_Problem statement_: Copy out the items word for word, starting at the line with "callout-box[interactable] <box>1384 414" and ending with the line with "price-tick-label: 1.19000 <box>1885", both included.

Begin

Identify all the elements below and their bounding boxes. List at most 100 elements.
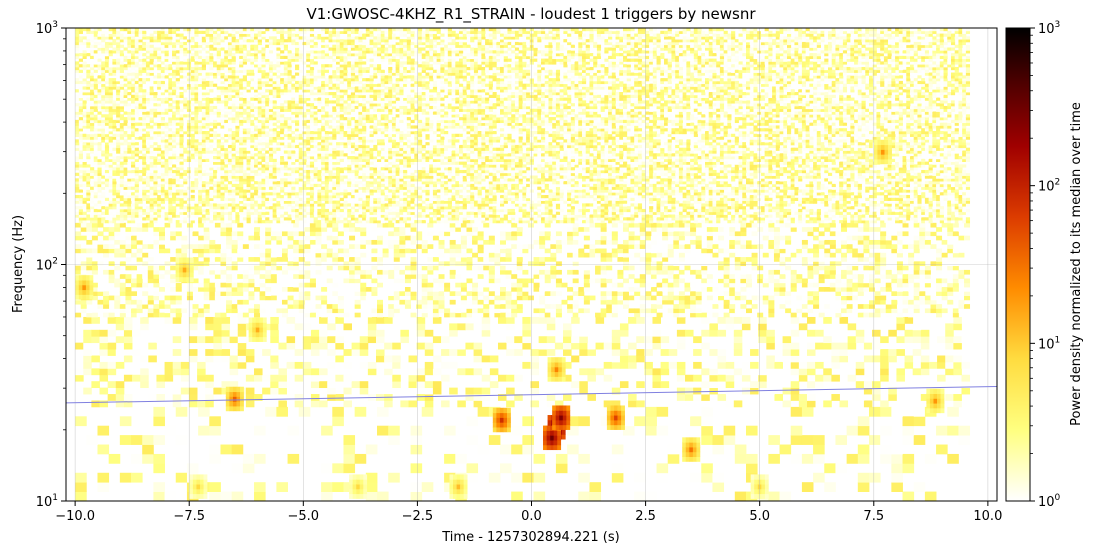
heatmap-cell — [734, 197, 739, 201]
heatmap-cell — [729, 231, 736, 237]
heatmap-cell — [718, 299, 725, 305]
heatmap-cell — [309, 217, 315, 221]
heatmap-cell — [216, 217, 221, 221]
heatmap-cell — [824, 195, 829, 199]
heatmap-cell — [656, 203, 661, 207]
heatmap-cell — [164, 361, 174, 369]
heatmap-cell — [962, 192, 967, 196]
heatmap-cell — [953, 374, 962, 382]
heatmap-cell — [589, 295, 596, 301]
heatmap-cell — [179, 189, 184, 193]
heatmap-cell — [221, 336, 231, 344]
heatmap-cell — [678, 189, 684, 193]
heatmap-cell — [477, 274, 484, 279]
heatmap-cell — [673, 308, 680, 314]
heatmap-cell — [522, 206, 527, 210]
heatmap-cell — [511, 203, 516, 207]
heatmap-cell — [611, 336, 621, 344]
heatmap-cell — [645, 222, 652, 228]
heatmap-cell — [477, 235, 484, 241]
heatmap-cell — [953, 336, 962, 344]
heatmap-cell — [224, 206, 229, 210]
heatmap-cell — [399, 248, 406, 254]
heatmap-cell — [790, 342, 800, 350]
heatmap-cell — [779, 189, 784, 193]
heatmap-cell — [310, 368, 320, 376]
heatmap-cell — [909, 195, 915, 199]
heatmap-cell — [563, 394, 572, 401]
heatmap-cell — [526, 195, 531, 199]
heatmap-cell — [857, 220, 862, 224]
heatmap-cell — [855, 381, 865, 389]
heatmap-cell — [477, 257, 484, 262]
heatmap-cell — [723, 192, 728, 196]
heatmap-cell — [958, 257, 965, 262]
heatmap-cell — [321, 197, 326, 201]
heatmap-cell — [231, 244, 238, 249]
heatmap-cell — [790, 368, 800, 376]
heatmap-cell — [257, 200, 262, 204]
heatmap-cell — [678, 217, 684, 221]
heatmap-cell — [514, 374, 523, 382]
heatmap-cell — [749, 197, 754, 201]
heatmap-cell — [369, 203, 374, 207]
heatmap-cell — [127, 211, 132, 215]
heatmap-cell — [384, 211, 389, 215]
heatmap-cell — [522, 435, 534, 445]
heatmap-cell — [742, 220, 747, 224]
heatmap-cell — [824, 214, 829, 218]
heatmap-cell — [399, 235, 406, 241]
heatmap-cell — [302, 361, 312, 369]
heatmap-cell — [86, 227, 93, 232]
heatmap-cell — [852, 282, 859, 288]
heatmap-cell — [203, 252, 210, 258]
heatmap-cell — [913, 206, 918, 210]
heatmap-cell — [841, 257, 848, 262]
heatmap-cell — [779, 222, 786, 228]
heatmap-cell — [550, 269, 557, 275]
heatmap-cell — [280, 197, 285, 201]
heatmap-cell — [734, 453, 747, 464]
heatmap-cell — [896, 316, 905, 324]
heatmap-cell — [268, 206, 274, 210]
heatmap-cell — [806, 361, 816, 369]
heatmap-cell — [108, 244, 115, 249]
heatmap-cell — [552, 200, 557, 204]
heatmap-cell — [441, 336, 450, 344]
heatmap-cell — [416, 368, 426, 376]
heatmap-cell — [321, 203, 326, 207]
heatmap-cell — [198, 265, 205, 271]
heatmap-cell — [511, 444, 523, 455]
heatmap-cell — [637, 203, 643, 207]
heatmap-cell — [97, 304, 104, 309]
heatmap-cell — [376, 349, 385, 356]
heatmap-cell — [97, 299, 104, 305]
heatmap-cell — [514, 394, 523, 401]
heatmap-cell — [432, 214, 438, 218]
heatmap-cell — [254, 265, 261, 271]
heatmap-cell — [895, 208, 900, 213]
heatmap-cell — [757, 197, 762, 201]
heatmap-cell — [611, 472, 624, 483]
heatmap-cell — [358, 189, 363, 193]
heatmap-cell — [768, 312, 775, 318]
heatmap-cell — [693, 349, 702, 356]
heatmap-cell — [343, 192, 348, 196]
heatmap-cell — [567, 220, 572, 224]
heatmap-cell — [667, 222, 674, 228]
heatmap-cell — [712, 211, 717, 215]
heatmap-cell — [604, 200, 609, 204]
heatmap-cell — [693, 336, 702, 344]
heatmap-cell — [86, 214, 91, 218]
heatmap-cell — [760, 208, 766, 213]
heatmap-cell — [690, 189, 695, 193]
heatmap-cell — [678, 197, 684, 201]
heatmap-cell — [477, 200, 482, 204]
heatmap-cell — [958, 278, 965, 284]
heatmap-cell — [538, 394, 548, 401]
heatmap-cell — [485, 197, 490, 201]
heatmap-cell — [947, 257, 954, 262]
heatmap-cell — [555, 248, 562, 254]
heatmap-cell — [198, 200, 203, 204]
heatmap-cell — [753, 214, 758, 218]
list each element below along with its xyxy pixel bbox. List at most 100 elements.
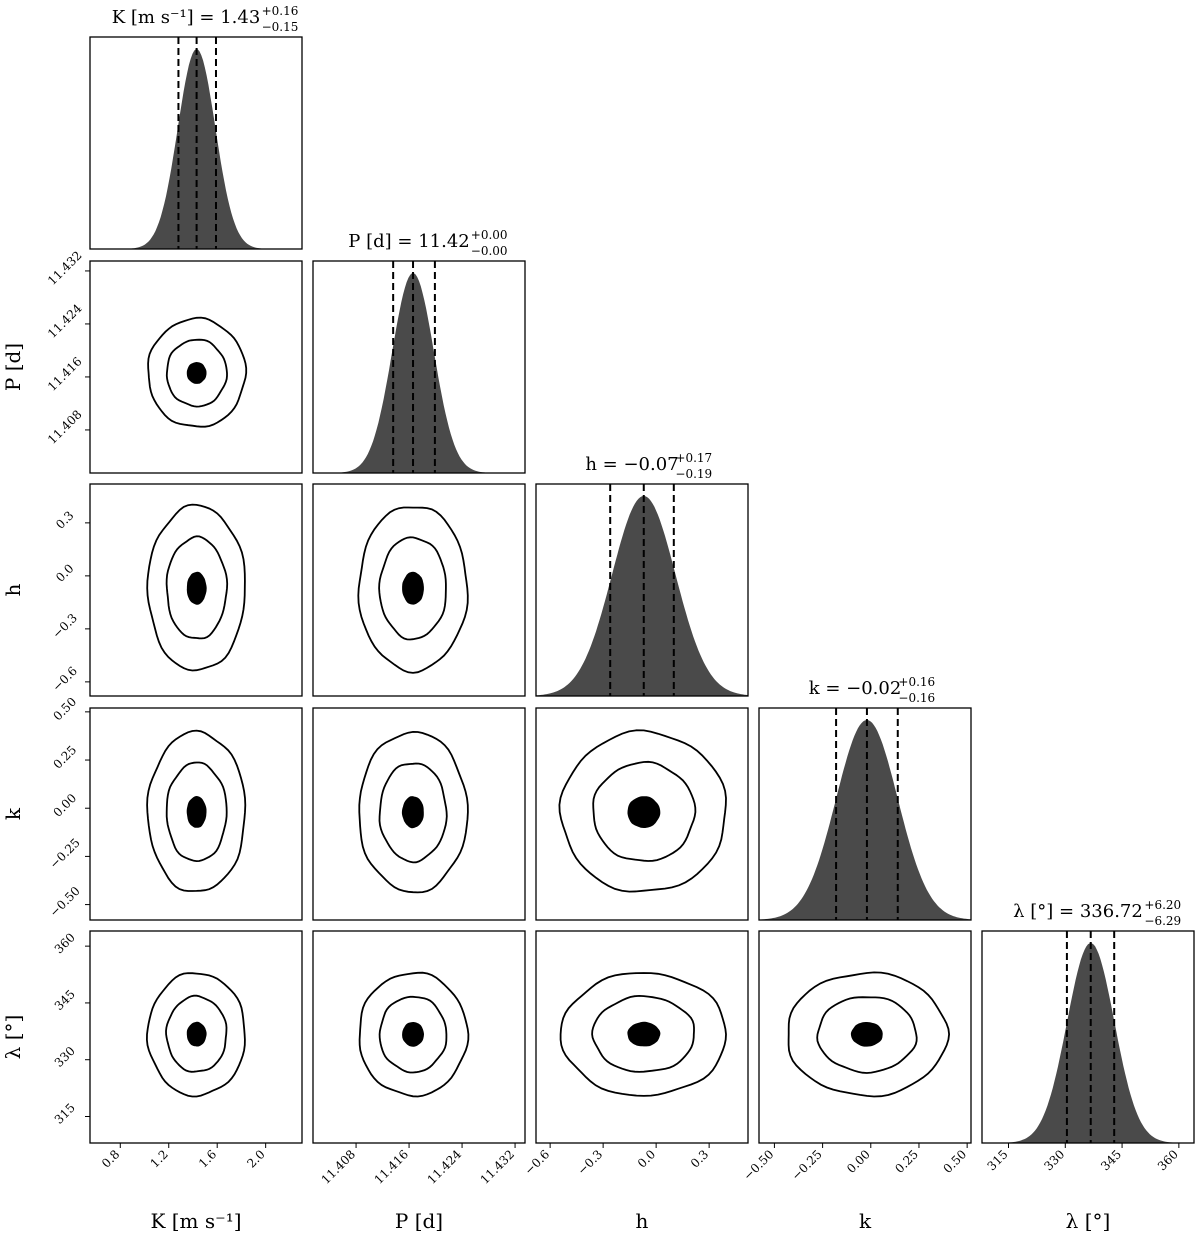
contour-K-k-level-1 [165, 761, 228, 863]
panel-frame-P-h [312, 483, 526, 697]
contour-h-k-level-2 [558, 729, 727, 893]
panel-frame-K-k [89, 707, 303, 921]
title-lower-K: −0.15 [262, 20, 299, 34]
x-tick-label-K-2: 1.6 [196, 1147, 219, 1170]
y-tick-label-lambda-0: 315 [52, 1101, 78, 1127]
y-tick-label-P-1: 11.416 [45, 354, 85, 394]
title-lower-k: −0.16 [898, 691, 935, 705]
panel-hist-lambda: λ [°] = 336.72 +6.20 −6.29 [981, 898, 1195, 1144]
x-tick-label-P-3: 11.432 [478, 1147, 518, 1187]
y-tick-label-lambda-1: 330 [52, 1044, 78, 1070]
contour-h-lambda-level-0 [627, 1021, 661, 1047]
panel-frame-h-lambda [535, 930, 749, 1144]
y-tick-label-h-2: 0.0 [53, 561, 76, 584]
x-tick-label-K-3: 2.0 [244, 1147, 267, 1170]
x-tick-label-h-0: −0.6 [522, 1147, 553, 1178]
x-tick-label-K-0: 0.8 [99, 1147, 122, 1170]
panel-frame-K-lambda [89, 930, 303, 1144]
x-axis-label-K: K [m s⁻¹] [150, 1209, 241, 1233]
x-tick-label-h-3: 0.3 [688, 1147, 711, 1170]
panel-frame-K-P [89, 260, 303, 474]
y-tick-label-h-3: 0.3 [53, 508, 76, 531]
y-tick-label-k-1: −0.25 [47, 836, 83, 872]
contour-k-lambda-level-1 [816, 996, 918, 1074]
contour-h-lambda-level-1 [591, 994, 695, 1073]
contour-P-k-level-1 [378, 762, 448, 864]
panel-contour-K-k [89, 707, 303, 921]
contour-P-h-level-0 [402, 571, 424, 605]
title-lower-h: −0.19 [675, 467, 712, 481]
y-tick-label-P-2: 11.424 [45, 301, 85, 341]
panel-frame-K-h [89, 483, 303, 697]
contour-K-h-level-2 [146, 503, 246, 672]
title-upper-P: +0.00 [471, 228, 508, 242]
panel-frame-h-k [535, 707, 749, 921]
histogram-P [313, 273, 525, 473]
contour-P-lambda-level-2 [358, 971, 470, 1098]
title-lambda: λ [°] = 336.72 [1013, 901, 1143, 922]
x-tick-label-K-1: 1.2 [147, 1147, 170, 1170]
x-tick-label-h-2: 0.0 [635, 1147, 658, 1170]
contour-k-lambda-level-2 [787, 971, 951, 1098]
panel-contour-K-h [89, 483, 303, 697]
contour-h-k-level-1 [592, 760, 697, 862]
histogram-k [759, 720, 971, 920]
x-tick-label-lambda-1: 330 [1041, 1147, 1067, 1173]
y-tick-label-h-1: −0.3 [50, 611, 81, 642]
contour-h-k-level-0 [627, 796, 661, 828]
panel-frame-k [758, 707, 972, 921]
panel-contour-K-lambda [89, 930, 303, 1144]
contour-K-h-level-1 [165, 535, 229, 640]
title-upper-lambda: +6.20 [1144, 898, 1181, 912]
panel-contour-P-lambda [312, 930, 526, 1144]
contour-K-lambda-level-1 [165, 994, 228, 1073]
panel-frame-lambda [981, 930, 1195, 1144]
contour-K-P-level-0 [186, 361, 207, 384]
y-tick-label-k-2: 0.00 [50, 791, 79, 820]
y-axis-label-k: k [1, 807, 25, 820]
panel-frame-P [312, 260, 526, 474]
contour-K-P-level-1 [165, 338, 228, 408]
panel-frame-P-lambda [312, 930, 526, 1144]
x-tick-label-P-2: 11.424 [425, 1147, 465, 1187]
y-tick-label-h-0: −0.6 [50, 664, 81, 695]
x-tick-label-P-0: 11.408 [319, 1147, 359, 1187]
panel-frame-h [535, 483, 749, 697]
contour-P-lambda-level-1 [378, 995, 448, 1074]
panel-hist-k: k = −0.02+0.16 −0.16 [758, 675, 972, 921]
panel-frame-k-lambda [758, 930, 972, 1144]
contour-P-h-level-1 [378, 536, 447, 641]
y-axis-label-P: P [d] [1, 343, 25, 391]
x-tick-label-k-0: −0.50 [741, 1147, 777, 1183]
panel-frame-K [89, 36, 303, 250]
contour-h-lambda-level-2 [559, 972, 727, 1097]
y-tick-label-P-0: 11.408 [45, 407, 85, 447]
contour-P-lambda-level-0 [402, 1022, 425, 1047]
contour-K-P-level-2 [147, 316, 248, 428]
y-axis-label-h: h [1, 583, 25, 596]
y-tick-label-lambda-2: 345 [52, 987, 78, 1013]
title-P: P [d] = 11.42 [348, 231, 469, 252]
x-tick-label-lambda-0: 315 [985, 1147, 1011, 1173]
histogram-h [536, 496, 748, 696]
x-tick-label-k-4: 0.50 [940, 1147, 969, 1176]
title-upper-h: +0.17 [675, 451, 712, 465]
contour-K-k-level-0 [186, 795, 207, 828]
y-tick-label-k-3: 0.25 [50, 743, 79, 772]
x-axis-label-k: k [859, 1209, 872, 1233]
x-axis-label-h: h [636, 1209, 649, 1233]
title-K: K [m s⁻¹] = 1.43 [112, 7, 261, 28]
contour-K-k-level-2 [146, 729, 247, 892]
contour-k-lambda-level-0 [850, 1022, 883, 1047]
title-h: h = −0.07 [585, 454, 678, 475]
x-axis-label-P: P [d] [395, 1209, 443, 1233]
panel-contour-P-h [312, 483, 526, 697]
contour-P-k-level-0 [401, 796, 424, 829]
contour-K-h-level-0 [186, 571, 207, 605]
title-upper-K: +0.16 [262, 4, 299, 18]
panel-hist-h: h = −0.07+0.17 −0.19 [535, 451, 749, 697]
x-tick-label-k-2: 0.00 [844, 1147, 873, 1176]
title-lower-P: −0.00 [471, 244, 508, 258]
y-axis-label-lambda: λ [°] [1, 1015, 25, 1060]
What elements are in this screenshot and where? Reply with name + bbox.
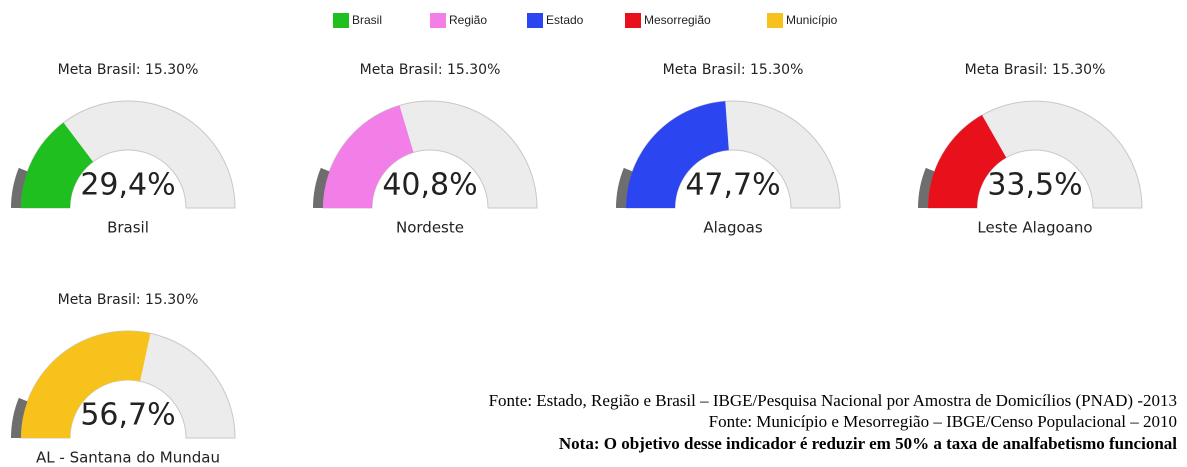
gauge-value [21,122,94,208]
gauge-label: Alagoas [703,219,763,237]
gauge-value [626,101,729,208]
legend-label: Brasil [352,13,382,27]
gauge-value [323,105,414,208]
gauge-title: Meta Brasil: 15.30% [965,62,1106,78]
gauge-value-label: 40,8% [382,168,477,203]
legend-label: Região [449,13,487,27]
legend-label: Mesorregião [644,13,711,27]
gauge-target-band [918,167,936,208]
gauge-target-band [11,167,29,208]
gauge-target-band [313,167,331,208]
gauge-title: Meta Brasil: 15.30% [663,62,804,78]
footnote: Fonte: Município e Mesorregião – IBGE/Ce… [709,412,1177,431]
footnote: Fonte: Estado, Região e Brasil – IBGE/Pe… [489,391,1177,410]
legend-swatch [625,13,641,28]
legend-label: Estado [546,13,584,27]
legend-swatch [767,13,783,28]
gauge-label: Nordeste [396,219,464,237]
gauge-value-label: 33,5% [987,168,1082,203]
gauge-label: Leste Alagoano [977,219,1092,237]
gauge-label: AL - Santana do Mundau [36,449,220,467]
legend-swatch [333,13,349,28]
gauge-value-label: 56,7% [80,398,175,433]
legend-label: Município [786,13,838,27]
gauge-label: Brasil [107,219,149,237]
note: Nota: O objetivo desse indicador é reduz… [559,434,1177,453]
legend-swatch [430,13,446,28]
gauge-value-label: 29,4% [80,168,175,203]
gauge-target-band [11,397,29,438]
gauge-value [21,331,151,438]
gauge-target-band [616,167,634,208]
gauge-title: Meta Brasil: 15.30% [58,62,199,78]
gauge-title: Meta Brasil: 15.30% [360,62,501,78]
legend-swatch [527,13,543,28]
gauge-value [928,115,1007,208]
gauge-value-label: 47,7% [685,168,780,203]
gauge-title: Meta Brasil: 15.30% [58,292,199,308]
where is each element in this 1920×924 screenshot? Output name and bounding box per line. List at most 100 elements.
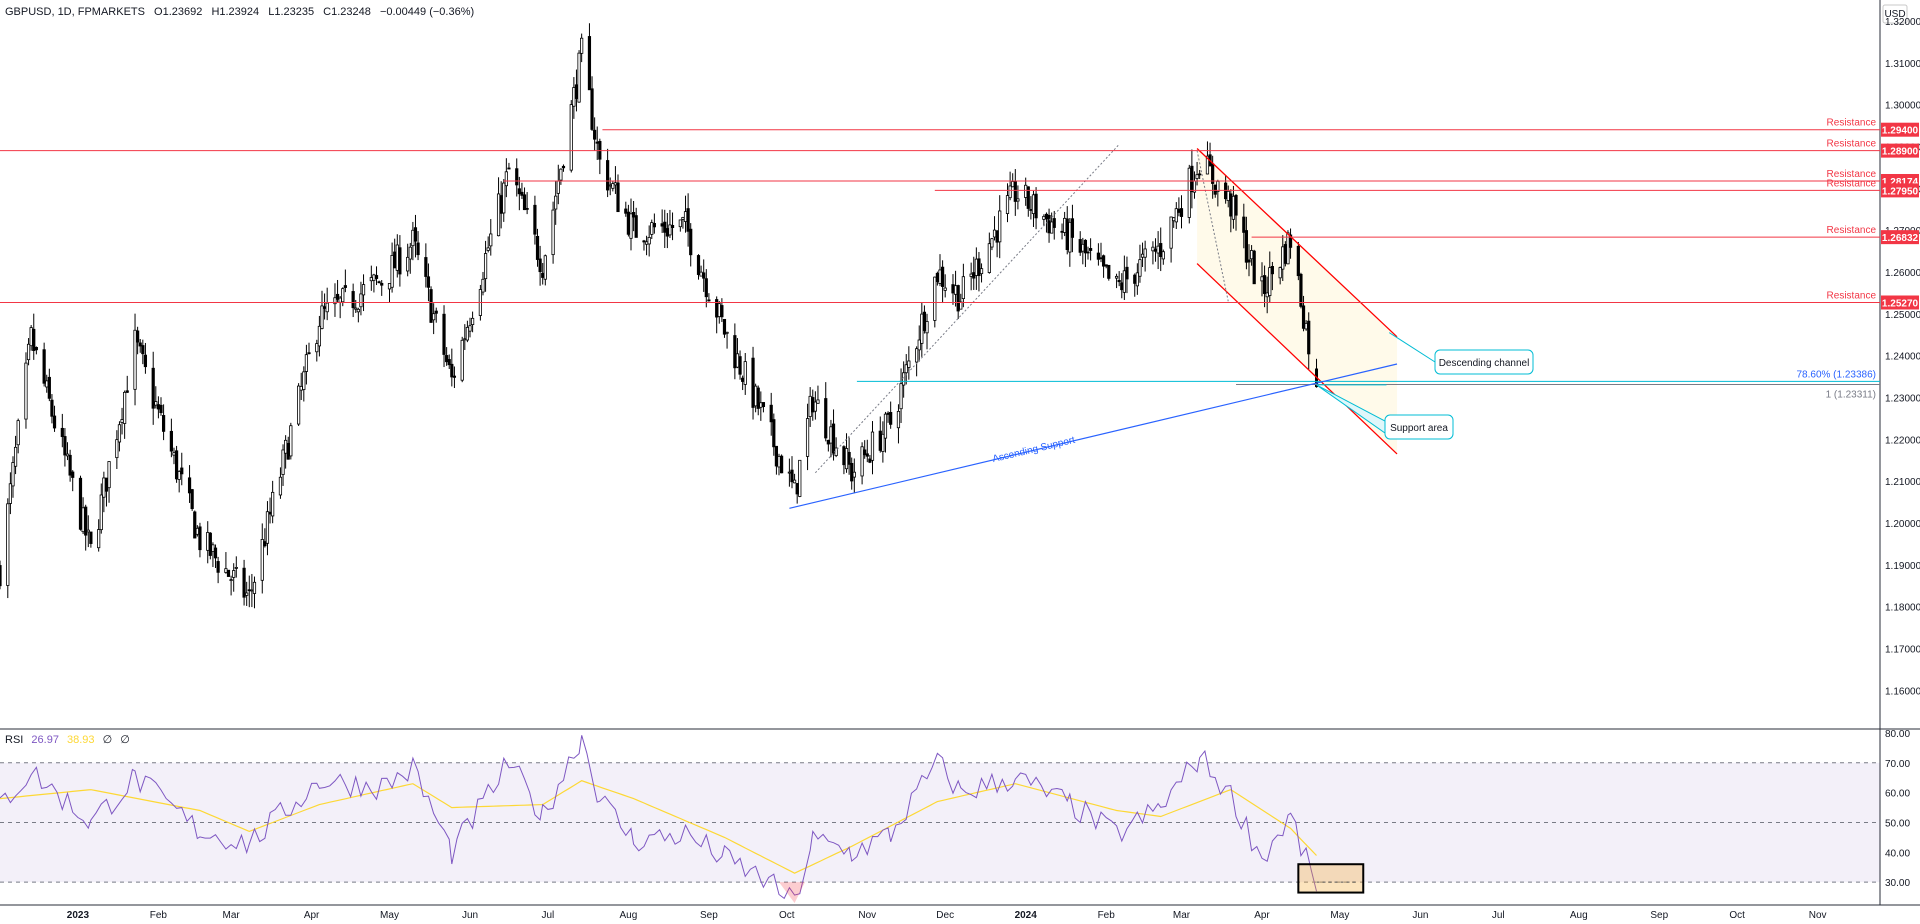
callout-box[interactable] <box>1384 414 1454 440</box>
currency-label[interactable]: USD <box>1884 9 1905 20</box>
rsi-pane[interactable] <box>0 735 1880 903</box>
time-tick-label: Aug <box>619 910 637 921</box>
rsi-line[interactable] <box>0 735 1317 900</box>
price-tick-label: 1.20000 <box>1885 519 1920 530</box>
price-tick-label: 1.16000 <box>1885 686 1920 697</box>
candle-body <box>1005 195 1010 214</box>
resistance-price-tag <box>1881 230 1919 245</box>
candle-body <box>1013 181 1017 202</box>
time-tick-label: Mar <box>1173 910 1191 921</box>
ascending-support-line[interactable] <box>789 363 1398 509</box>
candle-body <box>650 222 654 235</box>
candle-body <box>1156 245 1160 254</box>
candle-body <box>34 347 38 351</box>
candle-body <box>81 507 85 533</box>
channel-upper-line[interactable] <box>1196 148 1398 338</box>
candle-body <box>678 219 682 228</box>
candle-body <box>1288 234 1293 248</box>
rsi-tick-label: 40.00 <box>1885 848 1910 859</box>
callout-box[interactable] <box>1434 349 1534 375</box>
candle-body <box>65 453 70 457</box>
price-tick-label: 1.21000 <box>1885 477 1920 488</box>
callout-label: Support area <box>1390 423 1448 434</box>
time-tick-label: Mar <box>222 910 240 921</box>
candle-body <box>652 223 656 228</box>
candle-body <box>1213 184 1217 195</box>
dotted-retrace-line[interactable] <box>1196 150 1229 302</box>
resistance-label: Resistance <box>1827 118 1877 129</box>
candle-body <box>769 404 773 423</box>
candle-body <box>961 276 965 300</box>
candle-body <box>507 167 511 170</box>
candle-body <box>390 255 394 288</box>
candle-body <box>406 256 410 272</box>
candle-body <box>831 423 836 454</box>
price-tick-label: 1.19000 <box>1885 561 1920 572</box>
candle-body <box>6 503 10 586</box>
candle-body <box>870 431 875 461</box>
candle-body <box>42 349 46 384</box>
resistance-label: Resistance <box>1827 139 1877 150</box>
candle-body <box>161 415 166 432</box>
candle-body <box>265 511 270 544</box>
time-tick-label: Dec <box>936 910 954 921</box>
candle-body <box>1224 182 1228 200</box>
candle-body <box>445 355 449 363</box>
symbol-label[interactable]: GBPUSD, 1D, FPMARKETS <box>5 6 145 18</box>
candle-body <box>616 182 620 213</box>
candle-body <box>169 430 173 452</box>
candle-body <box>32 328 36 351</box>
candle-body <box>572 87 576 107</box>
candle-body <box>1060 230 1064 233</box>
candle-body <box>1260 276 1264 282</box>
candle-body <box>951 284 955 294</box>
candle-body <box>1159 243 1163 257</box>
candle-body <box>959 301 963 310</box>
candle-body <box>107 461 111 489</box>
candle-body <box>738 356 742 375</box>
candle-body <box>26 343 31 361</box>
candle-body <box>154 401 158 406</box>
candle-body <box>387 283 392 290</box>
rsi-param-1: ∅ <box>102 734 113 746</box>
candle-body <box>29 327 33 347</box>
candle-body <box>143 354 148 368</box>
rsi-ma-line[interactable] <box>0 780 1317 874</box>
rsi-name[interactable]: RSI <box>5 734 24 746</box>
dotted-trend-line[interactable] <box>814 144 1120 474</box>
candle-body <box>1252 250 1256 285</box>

End

_Exercise result_:
callout-box[interactable] <box>1384 414 1454 440</box>
currency-label[interactable]: USD <box>1884 9 1905 20</box>
rsi-pane[interactable] <box>0 735 1880 903</box>
time-tick-label: Aug <box>619 910 637 921</box>
rsi-line[interactable] <box>0 735 1317 900</box>
price-tick-label: 1.20000 <box>1885 519 1920 530</box>
price-tick-label: 1.16000 <box>1885 686 1920 697</box>
candle-body <box>1005 195 1010 214</box>
resistance-price-tag <box>1881 230 1919 245</box>
candle-body <box>1013 181 1017 202</box>
time-tick-label: Mar <box>1173 910 1191 921</box>
ascending-support-line[interactable] <box>789 363 1398 509</box>
candle-body <box>650 222 654 235</box>
candle-body <box>1156 245 1160 254</box>
candle-body <box>34 347 38 351</box>
candle-body <box>81 507 85 533</box>
channel-upper-line[interactable] <box>1196 148 1398 338</box>
candle-body <box>678 219 682 228</box>
candle-body <box>1288 234 1293 248</box>
rsi-tick-label: 40.00 <box>1885 848 1910 859</box>
callout-box[interactable] <box>1434 349 1534 375</box>
candle-body <box>65 453 70 457</box>
price-tick-label: 1.21000 <box>1885 477 1920 488</box>
callout-label: Support area <box>1390 423 1448 434</box>
time-tick-label: Mar <box>222 910 240 921</box>
candle-body <box>652 223 656 228</box>
candle-body <box>1213 184 1217 195</box>
dotted-retrace-line[interactable] <box>1196 150 1229 302</box>
resistance-label: Resistance <box>1827 118 1877 129</box>
candle-body <box>769 404 773 423</box>
candle-body <box>961 276 965 300</box>
candle-body <box>507 167 511 170</box>
candle-body <box>390 255 394 288</box>
candle-body <box>406 256 410 272</box>
candle-body <box>831 423 836 454</box>
price-tick-label: 1.19000 <box>1885 561 1920 572</box>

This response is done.